── Material provided

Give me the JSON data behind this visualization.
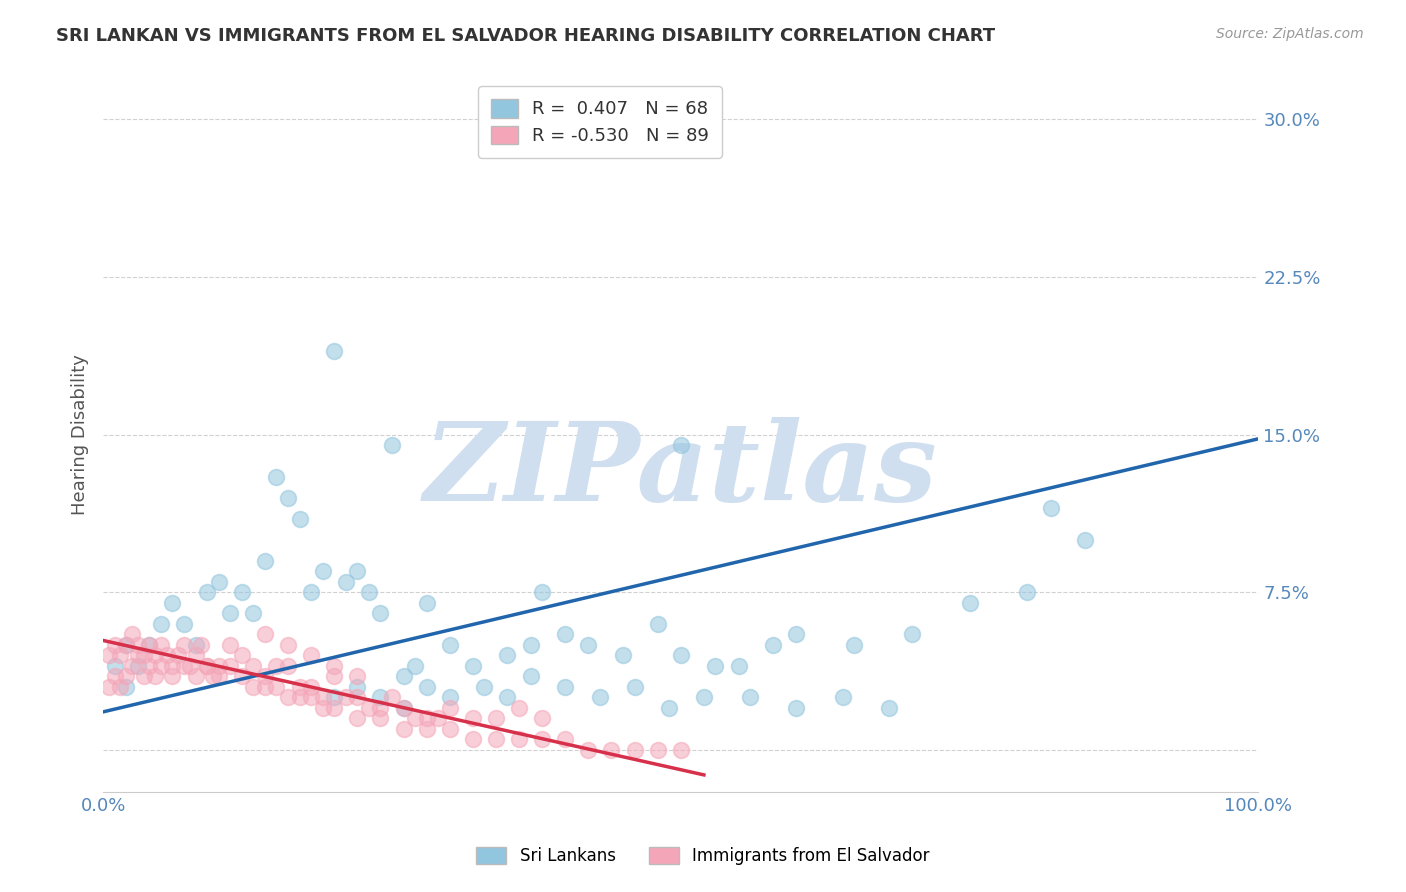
{
  "title": "SRI LANKAN VS IMMIGRANTS FROM EL SALVADOR HEARING DISABILITY CORRELATION CHART",
  "source": "Source: ZipAtlas.com",
  "ylabel": "Hearing Disability",
  "xlim": [
    0,
    1.0
  ],
  "ylim": [
    -0.02,
    0.32
  ],
  "yticks": [
    0.0,
    0.075,
    0.15,
    0.225,
    0.3
  ],
  "ytick_labels": [
    "",
    "7.5%",
    "15.0%",
    "22.5%",
    "30.0%"
  ],
  "xticks": [
    0.0,
    1.0
  ],
  "xtick_labels": [
    "0.0%",
    "100.0%"
  ],
  "blue_R": "0.407",
  "blue_N": "68",
  "pink_R": "-0.530",
  "pink_N": "89",
  "blue_color": "#92c5de",
  "pink_color": "#f4a6b8",
  "trend_blue": "#2166ac",
  "trend_pink": "#d6304a",
  "watermark": "ZIPatlas",
  "watermark_color": "#d0dff0",
  "legend_label_blue": "Sri Lankans",
  "legend_label_pink": "Immigrants from El Salvador",
  "blue_scatter_x": [
    0.01,
    0.02,
    0.02,
    0.03,
    0.04,
    0.05,
    0.06,
    0.07,
    0.08,
    0.09,
    0.1,
    0.11,
    0.12,
    0.13,
    0.14,
    0.15,
    0.16,
    0.17,
    0.18,
    0.19,
    0.2,
    0.21,
    0.22,
    0.23,
    0.24,
    0.25,
    0.26,
    0.27,
    0.28,
    0.3,
    0.32,
    0.35,
    0.37,
    0.4,
    0.42,
    0.45,
    0.48,
    0.5,
    0.53,
    0.55,
    0.58,
    0.6,
    0.65,
    0.7,
    0.75,
    0.8,
    0.82,
    0.85,
    0.5,
    0.38,
    0.2,
    0.22,
    0.24,
    0.26,
    0.28,
    0.3,
    0.33,
    0.35,
    0.37,
    0.4,
    0.43,
    0.46,
    0.49,
    0.52,
    0.56,
    0.6,
    0.64,
    0.68
  ],
  "blue_scatter_y": [
    0.04,
    0.03,
    0.05,
    0.04,
    0.05,
    0.06,
    0.07,
    0.06,
    0.05,
    0.075,
    0.08,
    0.065,
    0.075,
    0.065,
    0.09,
    0.13,
    0.12,
    0.11,
    0.075,
    0.085,
    0.19,
    0.08,
    0.085,
    0.075,
    0.065,
    0.145,
    0.035,
    0.04,
    0.07,
    0.05,
    0.04,
    0.045,
    0.05,
    0.055,
    0.05,
    0.045,
    0.06,
    0.045,
    0.04,
    0.04,
    0.05,
    0.055,
    0.05,
    0.055,
    0.07,
    0.075,
    0.115,
    0.1,
    0.145,
    0.075,
    0.025,
    0.03,
    0.025,
    0.02,
    0.03,
    0.025,
    0.03,
    0.025,
    0.035,
    0.03,
    0.025,
    0.03,
    0.02,
    0.025,
    0.025,
    0.02,
    0.025,
    0.02
  ],
  "pink_scatter_x": [
    0.005,
    0.01,
    0.015,
    0.02,
    0.025,
    0.03,
    0.035,
    0.04,
    0.045,
    0.05,
    0.055,
    0.06,
    0.065,
    0.07,
    0.075,
    0.08,
    0.085,
    0.09,
    0.095,
    0.1,
    0.11,
    0.12,
    0.13,
    0.14,
    0.15,
    0.16,
    0.17,
    0.18,
    0.19,
    0.2,
    0.21,
    0.22,
    0.23,
    0.24,
    0.25,
    0.26,
    0.27,
    0.28,
    0.29,
    0.3,
    0.32,
    0.34,
    0.36,
    0.38,
    0.005,
    0.01,
    0.015,
    0.02,
    0.025,
    0.03,
    0.035,
    0.04,
    0.045,
    0.05,
    0.06,
    0.07,
    0.08,
    0.09,
    0.1,
    0.11,
    0.12,
    0.13,
    0.14,
    0.15,
    0.16,
    0.17,
    0.18,
    0.19,
    0.2,
    0.22,
    0.24,
    0.26,
    0.28,
    0.3,
    0.32,
    0.34,
    0.36,
    0.38,
    0.4,
    0.42,
    0.44,
    0.46,
    0.48,
    0.5,
    0.14,
    0.16,
    0.18,
    0.2,
    0.22
  ],
  "pink_scatter_y": [
    0.045,
    0.05,
    0.045,
    0.05,
    0.055,
    0.05,
    0.045,
    0.05,
    0.045,
    0.05,
    0.045,
    0.04,
    0.045,
    0.05,
    0.04,
    0.045,
    0.05,
    0.04,
    0.035,
    0.04,
    0.05,
    0.045,
    0.04,
    0.03,
    0.04,
    0.04,
    0.025,
    0.03,
    0.025,
    0.035,
    0.025,
    0.025,
    0.02,
    0.02,
    0.025,
    0.02,
    0.015,
    0.015,
    0.015,
    0.02,
    0.015,
    0.015,
    0.02,
    0.015,
    0.03,
    0.035,
    0.03,
    0.035,
    0.04,
    0.045,
    0.035,
    0.04,
    0.035,
    0.04,
    0.035,
    0.04,
    0.035,
    0.04,
    0.035,
    0.04,
    0.035,
    0.03,
    0.035,
    0.03,
    0.025,
    0.03,
    0.025,
    0.02,
    0.02,
    0.015,
    0.015,
    0.01,
    0.01,
    0.01,
    0.005,
    0.005,
    0.005,
    0.005,
    0.005,
    0.0,
    0.0,
    0.0,
    0.0,
    0.0,
    0.055,
    0.05,
    0.045,
    0.04,
    0.035
  ],
  "blue_trend_x": [
    0.0,
    1.0
  ],
  "blue_trend_y": [
    0.018,
    0.148
  ],
  "pink_trend_x": [
    0.0,
    0.52
  ],
  "pink_trend_y": [
    0.052,
    -0.012
  ],
  "background_color": "#ffffff",
  "grid_color": "#cccccc",
  "title_color": "#333333",
  "axis_color": "#5588bb"
}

────

What is required: From the listing above, print every entry precisely and drop the pictures.

The reply:
Give me the JSON data behind this visualization.
{
  "title": "SRI LANKAN VS IMMIGRANTS FROM EL SALVADOR HEARING DISABILITY CORRELATION CHART",
  "source": "Source: ZipAtlas.com",
  "ylabel": "Hearing Disability",
  "xlim": [
    0,
    1.0
  ],
  "ylim": [
    -0.02,
    0.32
  ],
  "yticks": [
    0.0,
    0.075,
    0.15,
    0.225,
    0.3
  ],
  "ytick_labels": [
    "",
    "7.5%",
    "15.0%",
    "22.5%",
    "30.0%"
  ],
  "xticks": [
    0.0,
    1.0
  ],
  "xtick_labels": [
    "0.0%",
    "100.0%"
  ],
  "blue_R": "0.407",
  "blue_N": "68",
  "pink_R": "-0.530",
  "pink_N": "89",
  "blue_color": "#92c5de",
  "pink_color": "#f4a6b8",
  "trend_blue": "#2166ac",
  "trend_pink": "#d6304a",
  "watermark": "ZIPatlas",
  "watermark_color": "#d0dff0",
  "legend_label_blue": "Sri Lankans",
  "legend_label_pink": "Immigrants from El Salvador",
  "blue_scatter_x": [
    0.01,
    0.02,
    0.02,
    0.03,
    0.04,
    0.05,
    0.06,
    0.07,
    0.08,
    0.09,
    0.1,
    0.11,
    0.12,
    0.13,
    0.14,
    0.15,
    0.16,
    0.17,
    0.18,
    0.19,
    0.2,
    0.21,
    0.22,
    0.23,
    0.24,
    0.25,
    0.26,
    0.27,
    0.28,
    0.3,
    0.32,
    0.35,
    0.37,
    0.4,
    0.42,
    0.45,
    0.48,
    0.5,
    0.53,
    0.55,
    0.58,
    0.6,
    0.65,
    0.7,
    0.75,
    0.8,
    0.82,
    0.85,
    0.5,
    0.38,
    0.2,
    0.22,
    0.24,
    0.26,
    0.28,
    0.3,
    0.33,
    0.35,
    0.37,
    0.4,
    0.43,
    0.46,
    0.49,
    0.52,
    0.56,
    0.6,
    0.64,
    0.68
  ],
  "blue_scatter_y": [
    0.04,
    0.03,
    0.05,
    0.04,
    0.05,
    0.06,
    0.07,
    0.06,
    0.05,
    0.075,
    0.08,
    0.065,
    0.075,
    0.065,
    0.09,
    0.13,
    0.12,
    0.11,
    0.075,
    0.085,
    0.19,
    0.08,
    0.085,
    0.075,
    0.065,
    0.145,
    0.035,
    0.04,
    0.07,
    0.05,
    0.04,
    0.045,
    0.05,
    0.055,
    0.05,
    0.045,
    0.06,
    0.045,
    0.04,
    0.04,
    0.05,
    0.055,
    0.05,
    0.055,
    0.07,
    0.075,
    0.115,
    0.1,
    0.145,
    0.075,
    0.025,
    0.03,
    0.025,
    0.02,
    0.03,
    0.025,
    0.03,
    0.025,
    0.035,
    0.03,
    0.025,
    0.03,
    0.02,
    0.025,
    0.025,
    0.02,
    0.025,
    0.02
  ],
  "pink_scatter_x": [
    0.005,
    0.01,
    0.015,
    0.02,
    0.025,
    0.03,
    0.035,
    0.04,
    0.045,
    0.05,
    0.055,
    0.06,
    0.065,
    0.07,
    0.075,
    0.08,
    0.085,
    0.09,
    0.095,
    0.1,
    0.11,
    0.12,
    0.13,
    0.14,
    0.15,
    0.16,
    0.17,
    0.18,
    0.19,
    0.2,
    0.21,
    0.22,
    0.23,
    0.24,
    0.25,
    0.26,
    0.27,
    0.28,
    0.29,
    0.3,
    0.32,
    0.34,
    0.36,
    0.38,
    0.005,
    0.01,
    0.015,
    0.02,
    0.025,
    0.03,
    0.035,
    0.04,
    0.045,
    0.05,
    0.06,
    0.07,
    0.08,
    0.09,
    0.1,
    0.11,
    0.12,
    0.13,
    0.14,
    0.15,
    0.16,
    0.17,
    0.18,
    0.19,
    0.2,
    0.22,
    0.24,
    0.26,
    0.28,
    0.3,
    0.32,
    0.34,
    0.36,
    0.38,
    0.4,
    0.42,
    0.44,
    0.46,
    0.48,
    0.5,
    0.14,
    0.16,
    0.18,
    0.2,
    0.22
  ],
  "pink_scatter_y": [
    0.045,
    0.05,
    0.045,
    0.05,
    0.055,
    0.05,
    0.045,
    0.05,
    0.045,
    0.05,
    0.045,
    0.04,
    0.045,
    0.05,
    0.04,
    0.045,
    0.05,
    0.04,
    0.035,
    0.04,
    0.05,
    0.045,
    0.04,
    0.03,
    0.04,
    0.04,
    0.025,
    0.03,
    0.025,
    0.035,
    0.025,
    0.025,
    0.02,
    0.02,
    0.025,
    0.02,
    0.015,
    0.015,
    0.015,
    0.02,
    0.015,
    0.015,
    0.02,
    0.015,
    0.03,
    0.035,
    0.03,
    0.035,
    0.04,
    0.045,
    0.035,
    0.04,
    0.035,
    0.04,
    0.035,
    0.04,
    0.035,
    0.04,
    0.035,
    0.04,
    0.035,
    0.03,
    0.035,
    0.03,
    0.025,
    0.03,
    0.025,
    0.02,
    0.02,
    0.015,
    0.015,
    0.01,
    0.01,
    0.01,
    0.005,
    0.005,
    0.005,
    0.005,
    0.005,
    0.0,
    0.0,
    0.0,
    0.0,
    0.0,
    0.055,
    0.05,
    0.045,
    0.04,
    0.035
  ],
  "blue_trend_x": [
    0.0,
    1.0
  ],
  "blue_trend_y": [
    0.018,
    0.148
  ],
  "pink_trend_x": [
    0.0,
    0.52
  ],
  "pink_trend_y": [
    0.052,
    -0.012
  ],
  "background_color": "#ffffff",
  "grid_color": "#cccccc",
  "title_color": "#333333",
  "axis_color": "#5588bb"
}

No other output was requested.